TASK REQUIREMENTS:
Keep every line where the word "изучение" appears; drop the rest.

RECORDS TO PROCESS:

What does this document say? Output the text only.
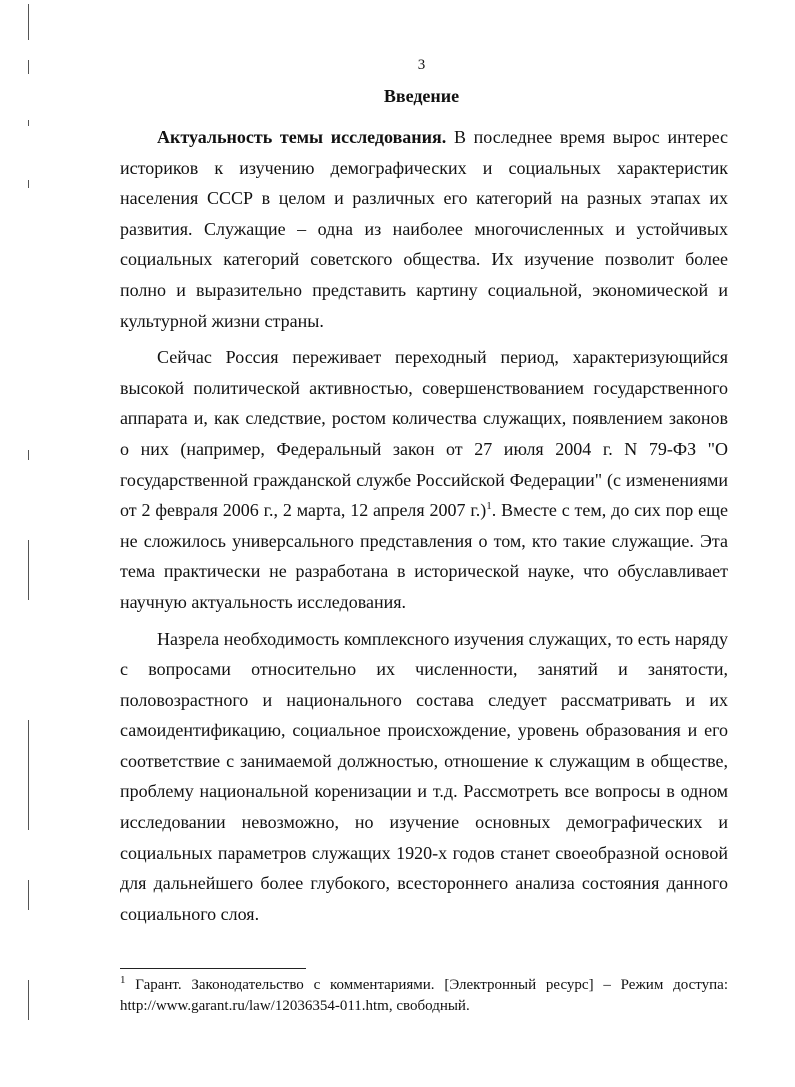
3
Введение

Актуальность темы исследования. В последнее время вырос интерес историков к изучению демографических и социальных характеристик населения СССР в целом и различных его категорий на разных этапах их развития. Служащие – одна из наиболее многочисленных и устойчивых социальных категорий советского общества. Их изучение позволит более полно и выразительно представить картину социальной, экономической и культурной жизни страны.

Сейчас Россия переживает переходный период, характеризующийся высокой политической активностью, совершенствованием государственного аппарата и, как следствие, ростом количества служащих, появлением законов о них (например, Федеральный закон от 27 июля 2004 г. N 79-ФЗ "О государственной гражданской службе Российской Федерации" (с изменениями от 2 февраля 2006 г., 2 марта, 12 апреля 2007 г.)$^1$. Вместе с тем, до сих пор еще не сложилось универсального представления о том, кто такие служащие. Эта тема практически не разработана в исторической науке, что обуславливает научную актуальность исследования.

Назрела необходимость комплексного изучения служащих, то есть наряду с вопросами относительно их численности, занятий и занятости, половозрастного и национального состава следует рассматривать и их самоидентификацию, социальное происхождение, уровень образования и его соответствие с занимаемой должностью, отношение к служащим в обществе, проблему национальной коренизации и т.д. Рассмотреть все вопросы в одном исследовании невозможно, но изучение основных демографических и социальных параметров служащих 1920-х годов станет своеобразной основой для дальнейшего более глубокого, всестороннего анализа состояния данного социального слоя.

$^1$ Гарант. Законодательство с комментариями. [Электронный ресурс] – Режим доступа: http://www.garant.ru/law/12036354-011.htm, свободный.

SOLUTION TO THE PROBLEM:
Актуальность темы исследования. В последнее время вырос интерес историков к изучению демографических и социальных характеристик населения СССР в целом и различных его категорий на разных этапах их развития. Служащие – одна из наиболее многочисленных и устойчивых социальных категорий советского общества. Их изучение позволит более полно и выразительно представить картину социальной, экономической и культурной жизни страны.
Назрела необходимость комплексного изучения служащих, то есть наряду с вопросами относительно их численности, занятий и занятости, половозрастного и национального состава следует рассматривать и их самоидентификацию, социальное происхождение, уровень образования и его соответствие с занимаемой должностью, отношение к служащим в обществе, проблему национальной коренизации и т.д. Рассмотреть все вопросы в одном исследовании невозможно, но изучение основных демографических и социальных параметров служащих 1920-х годов станет своеобразной основой для дальнейшего более глубокого, всестороннего анализа состояния данного социального слоя.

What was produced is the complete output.